**DATASET ROWS:**
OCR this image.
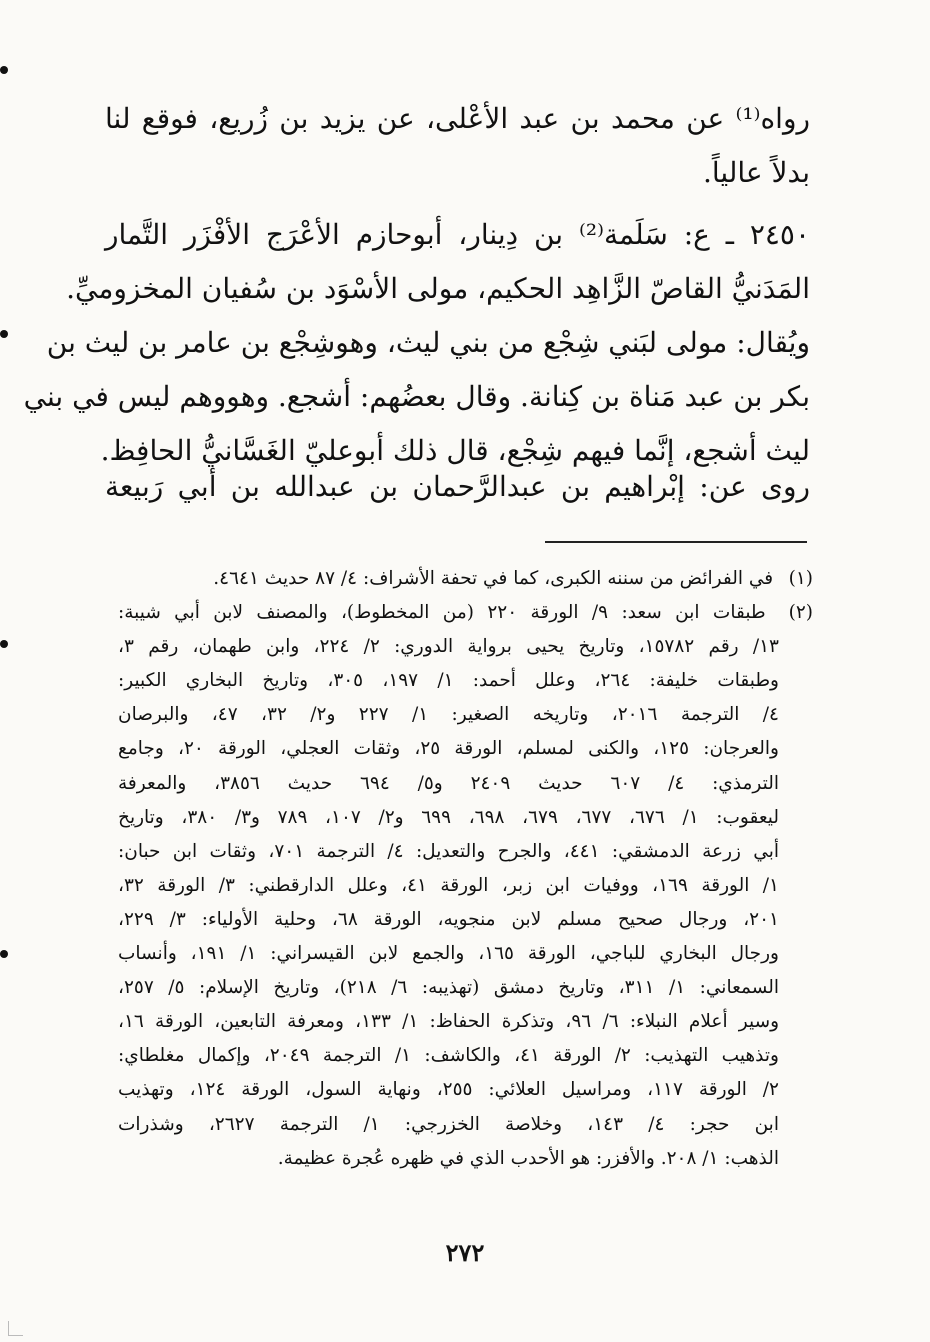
رواه⁽¹⁾ عن محمد بن عبد الأعْلى، عن يزيد بن زُريع، فوقع لنا
بدلاً عالياً.
٢٤٥٠ ـ ع: سَلَمة⁽²⁾ بن دِينار، أبوحازم الأعْرَج الأفْزَر التَّمار
المَدَنيُّ القاصّ الزَّاهِد الحكيم، مولى الأسْوَد بن سُفيان المخزوميِّ.
ويُقال: مولى لبَني شِجْع من بني ليث، وهوشِجْع بن عامر بن ليث بن
بكر بن عبد مَناة بن كِنانة. وقال بعضُهم: أشجع. وهووهم ليس في بني
ليث أشجع، إنَّما فيهم شِجْع، قال ذلك أبوعليّ الغَسَّانيُّ الحافِظ.
روى عن: إبْراهيم بن عبدالرَّحمان بن عبدالله بن أبي رَبيعة
(١) في الفرائض من سننه الكبرى، كما في تحفة الأشراف: ٤/ ٨٧ حديث ٤٦٤١.
(٢) طبقات ابن سعد: ٩/ الورقة ٢٢٠ (من المخطوط)، والمصنف لابن أبي شيبة:
١٣/ رقم ١٥٧٨٢، وتاريخ يحيى برواية الدوري: ٢/ ٢٢٤، وابن طهمان، رقم ٣،
وطبقات خليفة: ٢٦٤، وعلل أحمد: ١/ ١٩٧، ٣٠٥، وتاريخ البخاري الكبير:
٤/ الترجمة ٢٠١٦، وتاريخه الصغير: ١/ ٢٢٧ و٢/ ٣٢، ٤٧، والبرصان
والعرجان: ١٢٥، والكنى لمسلم، الورقة ٢٥، وثقات العجلي، الورقة ٢٠، وجامع
الترمذي: ٤/ ٦٠٧ حديث ٢٤٠٩ و٥/ ٦٩٤ حديث ٣٨٥٦، والمعرفة
ليعقوب: ١/ ٦٧٦، ٦٧٧، ٦٧٩، ٦٩٨، ٦٩٩ و٢/ ١٠٧، ٧٨٩ و٣/ ٣٨٠، وتاريخ
أبي زرعة الدمشقي: ٤٤١، والجرح والتعديل: ٤/ الترجمة ٧٠١، وثقات ابن حبان:
١/ الورقة ١٦٩، ووفيات ابن زبر، الورقة ٤١، وعلل الدارقطني: ٣/ الورقة ٣٢،
٢٠١، ورجال صحيح مسلم لابن منجويه، الورقة ٦٨، وحلية الأولياء: ٣/ ٢٢٩،
ورجال البخاري للباجي، الورقة ١٦٥، والجمع لابن القيسراني: ١/ ١٩١، وأنساب
السمعاني: ١/ ٣١١، وتاريخ دمشق (تهذيبه: ٦/ ٢١٨)، وتاريخ الإسلام: ٥/ ٢٥٧،
وسير أعلام النبلاء: ٦/ ٩٦، وتذكرة الحفاظ: ١/ ١٣٣، ومعرفة التابعين، الورقة ١٦،
وتذهيب التهذيب: ٢/ الورقة ٤١، والكاشف: ١/ الترجمة ٢٠٤٩، وإكمال مغلطاي:
٢/ الورقة ١١٧، ومراسيل العلائي: ٢٥٥، ونهاية السول، الورقة ١٢٤، وتهذيب
ابن حجر: ٤/ ١٤٣، وخلاصة الخزرجي: ١/ الترجمة ٢٦٢٧، وشذرات
الذهب: ١/ ٢٠٨. والأفزر: هو الأحدب الذي في ظهره عُجرة عظيمة.
٢٧٢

**PROBLEM TO SOLVE:** The entries above are to be returned exactly, without their pictures.

**COMPLETED TASK:**
OCR this image.
رواه⁽¹⁾ عن محمد بن عبد الأعْلى، عن يزيد بن زُريع، فوقع لنا
بدلاً عالياً.
٢٤٥٠ ـ ع: سَلَمة⁽²⁾ بن دِينار، أبوحازم الأعْرَج الأفْزَر التَّمار
المَدَنيُّ القاصّ الزَّاهِد الحكيم، مولى الأسْوَد بن سُفيان المخزوميِّ.
ويُقال: مولى لبَني شِجْع من بني ليث، وهوشِجْع بن عامر بن ليث بن
بكر بن عبد مَناة بن كِنانة. وقال بعضُهم: أشجع. وهووهم ليس في بني
ليث أشجع، إنَّما فيهم شِجْع، قال ذلك أبوعليّ الغَسَّانيُّ الحافِظ.
روى عن: إبْراهيم بن عبدالرَّحمان بن عبدالله بن أبي رَبيعة
(١) في الفرائض من سننه الكبرى، كما في تحفة الأشراف: ٤/ ٨٧ حديث ٤٦٤١.
(٢) طبقات ابن سعد: ٩/ الورقة ٢٢٠ (من المخطوط)، والمصنف لابن أبي شيبة:
١٣/ رقم ١٥٧٨٢، وتاريخ يحيى برواية الدوري: ٢/ ٢٢٤، وابن طهمان، رقم ٣،
وطبقات خليفة: ٢٦٤، وعلل أحمد: ١/ ١٩٧، ٣٠٥، وتاريخ البخاري الكبير:
٤/ الترجمة ٢٠١٦، وتاريخه الصغير: ١/ ٢٢٧ و٢/ ٣٢، ٤٧، والبرصان
والعرجان: ١٢٥، والكنى لمسلم، الورقة ٢٥، وثقات العجلي، الورقة ٢٠، وجامع
الترمذي: ٤/ ٦٠٧ حديث ٢٤٠٩ و٥/ ٦٩٤ حديث ٣٨٥٦، والمعرفة
ليعقوب: ١/ ٦٧٦، ٦٧٧، ٦٧٩، ٦٩٨، ٦٩٩ و٢/ ١٠٧، ٧٨٩ و٣/ ٣٨٠، وتاريخ
أبي زرعة الدمشقي: ٤٤١، والجرح والتعديل: ٤/ الترجمة ٧٠١، وثقات ابن حبان:
١/ الورقة ١٦٩، ووفيات ابن زبر، الورقة ٤١، وعلل الدارقطني: ٣/ الورقة ٣٢،
٢٠١، ورجال صحيح مسلم لابن منجويه، الورقة ٦٨، وحلية الأولياء: ٣/ ٢٢٩،
ورجال البخاري للباجي، الورقة ١٦٥، والجمع لابن القيسراني: ١/ ١٩١، وأنساب
السمعاني: ١/ ٣١١، وتاريخ دمشق (تهذيبه: ٦/ ٢١٨)، وتاريخ الإسلام: ٥/ ٢٥٧،
وسير أعلام النبلاء: ٦/ ٩٦، وتذكرة الحفاظ: ١/ ١٣٣، ومعرفة التابعين، الورقة ١٦،
وتذهيب التهذيب: ٢/ الورقة ٤١، والكاشف: ١/ الترجمة ٢٠٤٩، وإكمال مغلطاي:
٢/ الورقة ١١٧، ومراسيل العلائي: ٢٥٥، ونهاية السول، الورقة ١٢٤، وتهذيب
ابن حجر: ٤/ ١٤٣، وخلاصة الخزرجي: ١/ الترجمة ٢٦٢٧، وشذرات
الذهب: ١/ ٢٠٨. والأفزر: هو الأحدب الذي في ظهره عُجرة عظيمة.
٢٧٢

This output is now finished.